> DATA TO PROCESS

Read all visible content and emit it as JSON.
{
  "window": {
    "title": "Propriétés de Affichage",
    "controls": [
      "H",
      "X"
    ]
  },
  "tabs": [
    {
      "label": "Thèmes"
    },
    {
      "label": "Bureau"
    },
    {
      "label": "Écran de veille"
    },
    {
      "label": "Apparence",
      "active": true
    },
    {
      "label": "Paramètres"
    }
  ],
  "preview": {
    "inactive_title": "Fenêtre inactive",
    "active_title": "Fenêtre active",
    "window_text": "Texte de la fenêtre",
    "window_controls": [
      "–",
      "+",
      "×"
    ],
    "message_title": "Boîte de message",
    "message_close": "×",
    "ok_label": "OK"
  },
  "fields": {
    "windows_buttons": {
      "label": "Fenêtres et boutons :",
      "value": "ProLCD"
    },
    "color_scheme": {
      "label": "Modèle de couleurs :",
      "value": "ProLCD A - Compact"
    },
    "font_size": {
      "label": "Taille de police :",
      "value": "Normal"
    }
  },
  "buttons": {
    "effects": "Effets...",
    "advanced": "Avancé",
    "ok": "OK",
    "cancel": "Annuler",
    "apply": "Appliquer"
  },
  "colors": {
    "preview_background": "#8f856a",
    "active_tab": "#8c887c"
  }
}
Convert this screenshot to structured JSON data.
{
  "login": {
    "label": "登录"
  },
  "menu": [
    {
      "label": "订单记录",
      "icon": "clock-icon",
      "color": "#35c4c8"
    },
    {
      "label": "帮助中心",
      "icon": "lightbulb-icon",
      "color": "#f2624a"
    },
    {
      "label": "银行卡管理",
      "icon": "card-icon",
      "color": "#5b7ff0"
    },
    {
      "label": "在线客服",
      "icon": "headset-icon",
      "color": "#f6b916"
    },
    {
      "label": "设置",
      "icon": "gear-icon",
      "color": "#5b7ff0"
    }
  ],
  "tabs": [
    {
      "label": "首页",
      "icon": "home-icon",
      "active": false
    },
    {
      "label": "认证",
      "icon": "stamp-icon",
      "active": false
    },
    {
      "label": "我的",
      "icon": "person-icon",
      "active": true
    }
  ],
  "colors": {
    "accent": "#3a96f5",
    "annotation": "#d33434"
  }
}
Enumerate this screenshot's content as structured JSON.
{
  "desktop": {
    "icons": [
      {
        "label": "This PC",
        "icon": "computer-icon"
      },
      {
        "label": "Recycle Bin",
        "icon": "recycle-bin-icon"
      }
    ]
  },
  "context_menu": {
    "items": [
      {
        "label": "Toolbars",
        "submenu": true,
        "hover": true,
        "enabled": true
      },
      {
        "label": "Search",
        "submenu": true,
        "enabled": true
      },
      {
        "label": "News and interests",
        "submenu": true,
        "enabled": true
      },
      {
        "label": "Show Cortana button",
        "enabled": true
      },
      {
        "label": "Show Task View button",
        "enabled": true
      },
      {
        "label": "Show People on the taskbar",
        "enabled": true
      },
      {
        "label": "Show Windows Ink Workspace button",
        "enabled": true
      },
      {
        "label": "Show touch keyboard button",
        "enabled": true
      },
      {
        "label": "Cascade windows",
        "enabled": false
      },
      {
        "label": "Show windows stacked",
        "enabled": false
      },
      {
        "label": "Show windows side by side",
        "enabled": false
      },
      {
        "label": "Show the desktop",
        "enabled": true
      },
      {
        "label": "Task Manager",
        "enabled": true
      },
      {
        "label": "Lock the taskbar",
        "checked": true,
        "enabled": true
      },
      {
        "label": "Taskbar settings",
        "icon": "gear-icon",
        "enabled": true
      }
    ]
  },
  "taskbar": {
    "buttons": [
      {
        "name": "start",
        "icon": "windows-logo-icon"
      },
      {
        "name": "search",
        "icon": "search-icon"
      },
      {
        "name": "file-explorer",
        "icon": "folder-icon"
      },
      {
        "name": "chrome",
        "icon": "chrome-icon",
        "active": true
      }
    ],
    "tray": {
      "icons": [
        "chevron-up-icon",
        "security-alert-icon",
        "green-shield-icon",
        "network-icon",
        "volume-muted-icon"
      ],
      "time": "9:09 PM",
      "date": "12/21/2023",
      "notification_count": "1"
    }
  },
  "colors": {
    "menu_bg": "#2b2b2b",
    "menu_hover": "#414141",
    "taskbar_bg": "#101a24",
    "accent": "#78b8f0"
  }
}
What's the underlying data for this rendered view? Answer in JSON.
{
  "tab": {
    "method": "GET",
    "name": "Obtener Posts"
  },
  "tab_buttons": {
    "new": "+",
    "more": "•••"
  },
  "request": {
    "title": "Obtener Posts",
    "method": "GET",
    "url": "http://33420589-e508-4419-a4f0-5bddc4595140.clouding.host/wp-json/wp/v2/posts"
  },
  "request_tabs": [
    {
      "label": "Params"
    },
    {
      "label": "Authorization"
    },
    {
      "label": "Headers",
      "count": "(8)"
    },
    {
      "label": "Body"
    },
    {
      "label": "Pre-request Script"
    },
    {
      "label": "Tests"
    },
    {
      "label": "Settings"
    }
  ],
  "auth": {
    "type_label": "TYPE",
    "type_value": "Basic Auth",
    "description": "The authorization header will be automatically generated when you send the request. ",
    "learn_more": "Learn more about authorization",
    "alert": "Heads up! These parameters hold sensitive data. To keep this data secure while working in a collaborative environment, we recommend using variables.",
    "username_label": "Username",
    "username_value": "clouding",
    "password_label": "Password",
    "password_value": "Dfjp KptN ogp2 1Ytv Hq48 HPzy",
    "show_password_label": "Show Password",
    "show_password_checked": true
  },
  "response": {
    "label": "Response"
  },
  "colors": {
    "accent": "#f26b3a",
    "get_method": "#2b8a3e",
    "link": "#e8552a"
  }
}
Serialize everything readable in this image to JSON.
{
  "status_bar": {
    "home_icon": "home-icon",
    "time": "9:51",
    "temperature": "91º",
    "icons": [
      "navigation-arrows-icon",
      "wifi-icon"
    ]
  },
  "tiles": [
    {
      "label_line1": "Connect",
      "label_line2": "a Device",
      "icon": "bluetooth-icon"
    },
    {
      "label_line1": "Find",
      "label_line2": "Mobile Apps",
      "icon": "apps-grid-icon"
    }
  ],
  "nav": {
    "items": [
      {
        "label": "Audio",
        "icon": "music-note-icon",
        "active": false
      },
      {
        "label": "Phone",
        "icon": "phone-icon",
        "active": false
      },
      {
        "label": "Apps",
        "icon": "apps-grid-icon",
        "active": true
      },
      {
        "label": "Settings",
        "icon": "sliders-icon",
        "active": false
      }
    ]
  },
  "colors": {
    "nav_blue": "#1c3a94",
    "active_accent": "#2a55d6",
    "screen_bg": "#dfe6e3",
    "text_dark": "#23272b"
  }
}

> GIVEN EXERCISE
Extract every line above exactly as it stands.

> REPLY TO THE TASK
Read all visible content and emit it as JSON.
{
  "window": {
    "title": "Propriétés de Affichage",
    "controls": [
      "H",
      "X"
    ]
  },
  "tabs": [
    {
      "label": "Thèmes"
    },
    {
      "label": "Bureau"
    },
    {
      "label": "Écran de veille"
    },
    {
      "label": "Apparence",
      "active": true
    },
    {
      "label": "Paramètres"
    }
  ],
  "preview": {
    "inactive_title": "Fenêtre inactive",
    "active_title": "Fenêtre active",
    "window_text": "Texte de la fenêtre",
    "window_controls": [
      "–",
      "+",
      "×"
    ],
    "message_title": "Boîte de message",
    "message_close": "×",
    "ok_label": "OK"
  },
  "fields": {
    "windows_buttons": {
      "label": "Fenêtres et boutons :",
      "value": "ProLCD"
    },
    "color_scheme": {
      "label": "Modèle de couleurs :",
      "value": "ProLCD A - Compact"
    },
    "font_size": {
      "label": "Taille de police :",
      "value": "Normal"
    }
  },
  "buttons": {
    "effects": "Effets...",
    "advanced": "Avancé",
    "ok": "OK",
    "cancel": "Annuler",
    "apply": "Appliquer"
  },
  "colors": {
    "preview_background": "#8f856a",
    "active_tab": "#8c887c"
  }
}
Convert this screenshot to structured JSON data.
{
  "login": {
    "label": "登录"
  },
  "menu": [
    {
      "label": "订单记录",
      "icon": "clock-icon",
      "color": "#35c4c8"
    },
    {
      "label": "帮助中心",
      "icon": "lightbulb-icon",
      "color": "#f2624a"
    },
    {
      "label": "银行卡管理",
      "icon": "card-icon",
      "color": "#5b7ff0"
    },
    {
      "label": "在线客服",
      "icon": "headset-icon",
      "color": "#f6b916"
    },
    {
      "label": "设置",
      "icon": "gear-icon",
      "color": "#5b7ff0"
    }
  ],
  "tabs": [
    {
      "label": "首页",
      "icon": "home-icon",
      "active": false
    },
    {
      "label": "认证",
      "icon": "stamp-icon",
      "active": false
    },
    {
      "label": "我的",
      "icon": "person-icon",
      "active": true
    }
  ],
  "colors": {
    "accent": "#3a96f5",
    "annotation": "#d33434"
  }
}
Enumerate this screenshot's content as structured JSON.
{
  "desktop": {
    "icons": [
      {
        "label": "This PC",
        "icon": "computer-icon"
      },
      {
        "label": "Recycle Bin",
        "icon": "recycle-bin-icon"
      }
    ]
  },
  "context_menu": {
    "items": [
      {
        "label": "Toolbars",
        "submenu": true,
        "hover": true,
        "enabled": true
      },
      {
        "label": "Search",
        "submenu": true,
        "enabled": true
      },
      {
        "label": "News and interests",
        "submenu": true,
        "enabled": true
      },
      {
        "label": "Show Cortana button",
        "enabled": true
      },
      {
        "label": "Show Task View button",
        "enabled": true
      },
      {
        "label": "Show People on the taskbar",
        "enabled": true
      },
      {
        "label": "Show Windows Ink Workspace button",
        "enabled": true
      },
      {
        "label": "Show touch keyboard button",
        "enabled": true
      },
      {
        "label": "Cascade windows",
        "enabled": false
      },
      {
        "label": "Show windows stacked",
        "enabled": false
      },
      {
        "label": "Show windows side by side",
        "enabled": false
      },
      {
        "label": "Show the desktop",
        "enabled": true
      },
      {
        "label": "Task Manager",
        "enabled": true
      },
      {
        "label": "Lock the taskbar",
        "checked": true,
        "enabled": true
      },
      {
        "label": "Taskbar settings",
        "icon": "gear-icon",
        "enabled": true
      }
    ]
  },
  "taskbar": {
    "buttons": [
      {
        "name": "start",
        "icon": "windows-logo-icon"
      },
      {
        "name": "search",
        "icon": "search-icon"
      },
      {
        "name": "file-explorer",
        "icon": "folder-icon"
      },
      {
        "name": "chrome",
        "icon": "chrome-icon",
        "active": true
      }
    ],
    "tray": {
      "icons": [
        "chevron-up-icon",
        "security-alert-icon",
        "green-shield-icon",
        "network-icon",
        "volume-muted-icon"
      ],
      "time": "9:09 PM",
      "date": "12/21/2023",
      "notification_count": "1"
    }
  },
  "colors": {
    "menu_bg": "#2b2b2b",
    "menu_hover": "#414141",
    "taskbar_bg": "#101a24",
    "accent": "#78b8f0"
  }
}
What's the underlying data for this rendered view? Answer in JSON.
{
  "tab": {
    "method": "GET",
    "name": "Obtener Posts"
  },
  "tab_buttons": {
    "new": "+",
    "more": "•••"
  },
  "request": {
    "title": "Obtener Posts",
    "method": "GET",
    "url": "http://33420589-e508-4419-a4f0-5bddc4595140.clouding.host/wp-json/wp/v2/posts"
  },
  "request_tabs": [
    {
      "label": "Params"
    },
    {
      "label": "Authorization"
    },
    {
      "label": "Headers",
      "count": "(8)"
    },
    {
      "label": "Body"
    },
    {
      "label": "Pre-request Script"
    },
    {
      "label": "Tests"
    },
    {
      "label": "Settings"
    }
  ],
  "auth": {
    "type_label": "TYPE",
    "type_value": "Basic Auth",
    "description": "The authorization header will be automatically generated when you send the request. ",
    "learn_more": "Learn more about authorization",
    "alert": "Heads up! These parameters hold sensitive data. To keep this data secure while working in a collaborative environment, we recommend using variables.",
    "username_label": "Username",
    "username_value": "clouding",
    "password_label": "Password",
    "password_value": "Dfjp KptN ogp2 1Ytv Hq48 HPzy",
    "show_password_label": "Show Password",
    "show_password_checked": true
  },
  "response": {
    "label": "Response"
  },
  "colors": {
    "accent": "#f26b3a",
    "get_method": "#2b8a3e",
    "link": "#e8552a"
  }
}
Serialize everything readable in this image to JSON.
{
  "status_bar": {
    "home_icon": "home-icon",
    "time": "9:51",
    "temperature": "91º",
    "icons": [
      "navigation-arrows-icon",
      "wifi-icon"
    ]
  },
  "tiles": [
    {
      "label_line1": "Connect",
      "label_line2": "a Device",
      "icon": "bluetooth-icon"
    },
    {
      "label_line1": "Find",
      "label_line2": "Mobile Apps",
      "icon": "apps-grid-icon"
    }
  ],
  "nav": {
    "items": [
      {
        "label": "Audio",
        "icon": "music-note-icon",
        "active": false
      },
      {
        "label": "Phone",
        "icon": "phone-icon",
        "active": false
      },
      {
        "label": "Apps",
        "icon": "apps-grid-icon",
        "active": true
      },
      {
        "label": "Settings",
        "icon": "sliders-icon",
        "active": false
      }
    ]
  },
  "colors": {
    "nav_blue": "#1c3a94",
    "active_accent": "#2a55d6",
    "screen_bg": "#dfe6e3",
    "text_dark": "#23272b"
  }
}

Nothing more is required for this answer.